### EXERCISE GOAL
Quote the records that follow in full and exactly; leave out the pictures.

— Begin EXTRACTED ENTRIES —

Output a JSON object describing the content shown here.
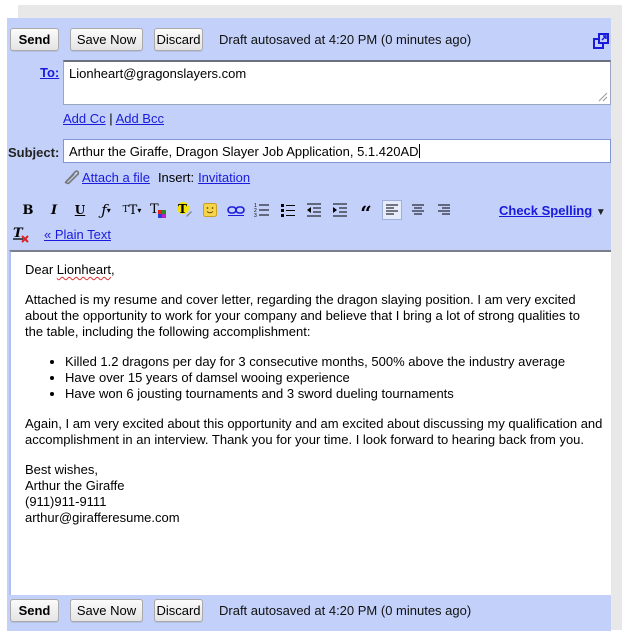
{
  "top_bar": {
    "send_label": "Send",
    "save_label": "Save Now",
    "discard_label": "Discard",
    "autosave_status": "Draft autosaved at 4:20 PM (0 minutes ago)",
    "popout_icon": "popout-window-icon"
  },
  "to": {
    "label": "To:",
    "value": "Lionheart@gragonslayers.com"
  },
  "cc_links": {
    "add_cc": "Add Cc",
    "separator": "|",
    "add_bcc": "Add Bcc"
  },
  "subject": {
    "label": "Subject:",
    "value": "Arthur the Giraffe, Dragon Slayer Job Application, 5.1.420AD"
  },
  "attach": {
    "icon": "paperclip-icon",
    "attach_label": "Attach a file",
    "insert_label": "Insert:",
    "invitation_label": "Invitation"
  },
  "toolbar": {
    "buttons": [
      {
        "name": "bold",
        "glyph": "B"
      },
      {
        "name": "italic",
        "glyph": "I"
      },
      {
        "name": "underline",
        "glyph": "U"
      },
      {
        "name": "font",
        "glyph": "ƒ·"
      },
      {
        "name": "font-size",
        "glyph": "тT·"
      },
      {
        "name": "text-color",
        "glyph": "T"
      },
      {
        "name": "highlight-color",
        "glyph": "T"
      },
      {
        "name": "emoticon",
        "glyph": "☺"
      },
      {
        "name": "link",
        "glyph": "∞"
      },
      {
        "name": "numbered-list",
        "glyph": "☰"
      },
      {
        "name": "bulleted-list",
        "glyph": "☰"
      },
      {
        "name": "indent-less",
        "glyph": "☰"
      },
      {
        "name": "indent-more",
        "glyph": "☰"
      },
      {
        "name": "quote",
        "glyph": "“"
      },
      {
        "name": "align-left",
        "glyph": "≡"
      },
      {
        "name": "align-center",
        "glyph": "≡"
      },
      {
        "name": "align-right",
        "glyph": "≡"
      }
    ],
    "active": "align-left",
    "check_spelling": "Check Spelling",
    "check_spelling_arrow": "▼",
    "remove_formatting_icon": "remove-formatting-icon",
    "plain_text_link": "« Plain Text"
  },
  "body": {
    "greeting_prefix": "Dear ",
    "greeting_name": "Lionheart",
    "greeting_suffix": ",",
    "paragraph1": "Attached is my resume and cover letter, regarding the dragon slaying position.  I am very excited about the opportunity to work for your company and believe that I bring a lot of strong qualities to the table, including the following accomplishment:",
    "bullets": [
      "Killed 1.2 dragons per day for 3 consecutive months, 500% above the industry average",
      "Have over 15 years of damsel wooing experience",
      "Have won 6 jousting tournaments and 3 sword dueling tournaments"
    ],
    "paragraph2": "Again, I am very excited about this opportunity and am excited about discussing my qualification and accomplishment in an interview.  Thank you for your time.  I look forward to hearing back from you.",
    "signature": [
      "Best wishes,",
      "Arthur the Giraffe",
      "(911)911-9111",
      "arthur@girafferesume.com"
    ]
  },
  "bottom_bar": {
    "send_label": "Send",
    "save_label": "Save Now",
    "discard_label": "Discard",
    "autosave_status": "Draft autosaved at 4:20 PM (0 minutes ago)"
  },
  "colors": {
    "panel": "#c3d1fa",
    "link": "#1a1adc",
    "frame": "#e8e8e8"
  }
}
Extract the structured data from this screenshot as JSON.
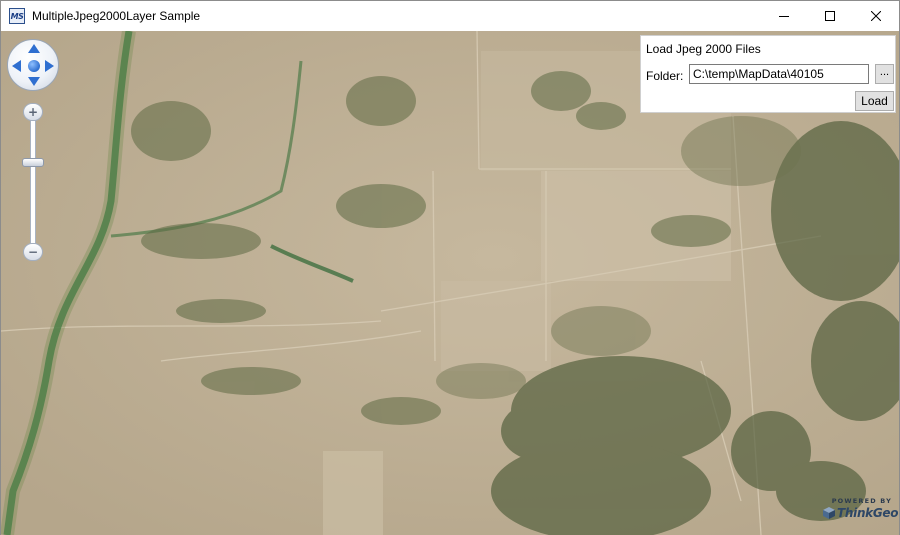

— End EXTRACTED ENTRIES —

### ANSWER BELOW
Output a JSON object describing the content shown here.
{
  "top_bar": {
    "send_label": "Send",
    "save_label": "Save Now",
    "discard_label": "Discard",
    "autosave_status": "Draft autosaved at 4:20 PM (0 minutes ago)",
    "popout_icon": "popout-window-icon"
  },
  "to": {
    "label": "To:",
    "value": "Lionheart@gragonslayers.com"
  },
  "cc_links": {
    "add_cc": "Add Cc",
    "separator": "|",
    "add_bcc": "Add Bcc"
  },
  "subject": {
    "label": "Subject:",
    "value": "Arthur the Giraffe, Dragon Slayer Job Application, 5.1.420AD"
  },
  "attach": {
    "icon": "paperclip-icon",
    "attach_label": "Attach a file",
    "insert_label": "Insert:",
    "invitation_label": "Invitation"
  },
  "toolbar": {
    "buttons": [
      {
        "name": "bold",
        "glyph": "B"
      },
      {
        "name": "italic",
        "glyph": "I"
      },
      {
        "name": "underline",
        "glyph": "U"
      },
      {
        "name": "font",
        "glyph": "ƒ·"
      },
      {
        "name": "font-size",
        "glyph": "тT·"
      },
      {
        "name": "text-color",
        "glyph": "T"
      },
      {
        "name": "highlight-color",
        "glyph": "T"
      },
      {
        "name": "emoticon",
        "glyph": "☺"
      },
      {
        "name": "link",
        "glyph": "∞"
      },
      {
        "name": "numbered-list",
        "glyph": "☰"
      },
      {
        "name": "bulleted-list",
        "glyph": "☰"
      },
      {
        "name": "indent-less",
        "glyph": "☰"
      },
      {
        "name": "indent-more",
        "glyph": "☰"
      },
      {
        "name": "quote",
        "glyph": "“"
      },
      {
        "name": "align-left",
        "glyph": "≡"
      },
      {
        "name": "align-center",
        "glyph": "≡"
      },
      {
        "name": "align-right",
        "glyph": "≡"
      }
    ],
    "active": "align-left",
    "check_spelling": "Check Spelling",
    "check_spelling_arrow": "▼",
    "remove_formatting_icon": "remove-formatting-icon",
    "plain_text_link": "« Plain Text"
  },
  "body": {
    "greeting_prefix": "Dear ",
    "greeting_name": "Lionheart",
    "greeting_suffix": ",",
    "paragraph1": "Attached is my resume and cover letter, regarding the dragon slaying position.  I am very excited about the opportunity to work for your company and believe that I bring a lot of strong qualities to the table, including the following accomplishment:",
    "bullets": [
      "Killed 1.2 dragons per day for 3 consecutive months, 500% above the industry average",
      "Have over 15 years of damsel wooing experience",
      "Have won 6 jousting tournaments and 3 sword dueling tournaments"
    ],
    "paragraph2": "Again, I am very excited about this opportunity and am excited about discussing my qualification and accomplishment in an interview.  Thank you for your time.  I look forward to hearing back from you.",
    "signature": [
      "Best wishes,",
      "Arthur the Giraffe",
      "(911)911-9111",
      "arthur@girafferesume.com"
    ]
  },
  "bottom_bar": {
    "send_label": "Send",
    "save_label": "Save Now",
    "discard_label": "Discard",
    "autosave_status": "Draft autosaved at 4:20 PM (0 minutes ago)"
  },
  "colors": {
    "panel": "#c3d1fa",
    "link": "#1a1adc",
    "frame": "#e8e8e8"
  }
}
Extract the structured data from this screenshot as JSON.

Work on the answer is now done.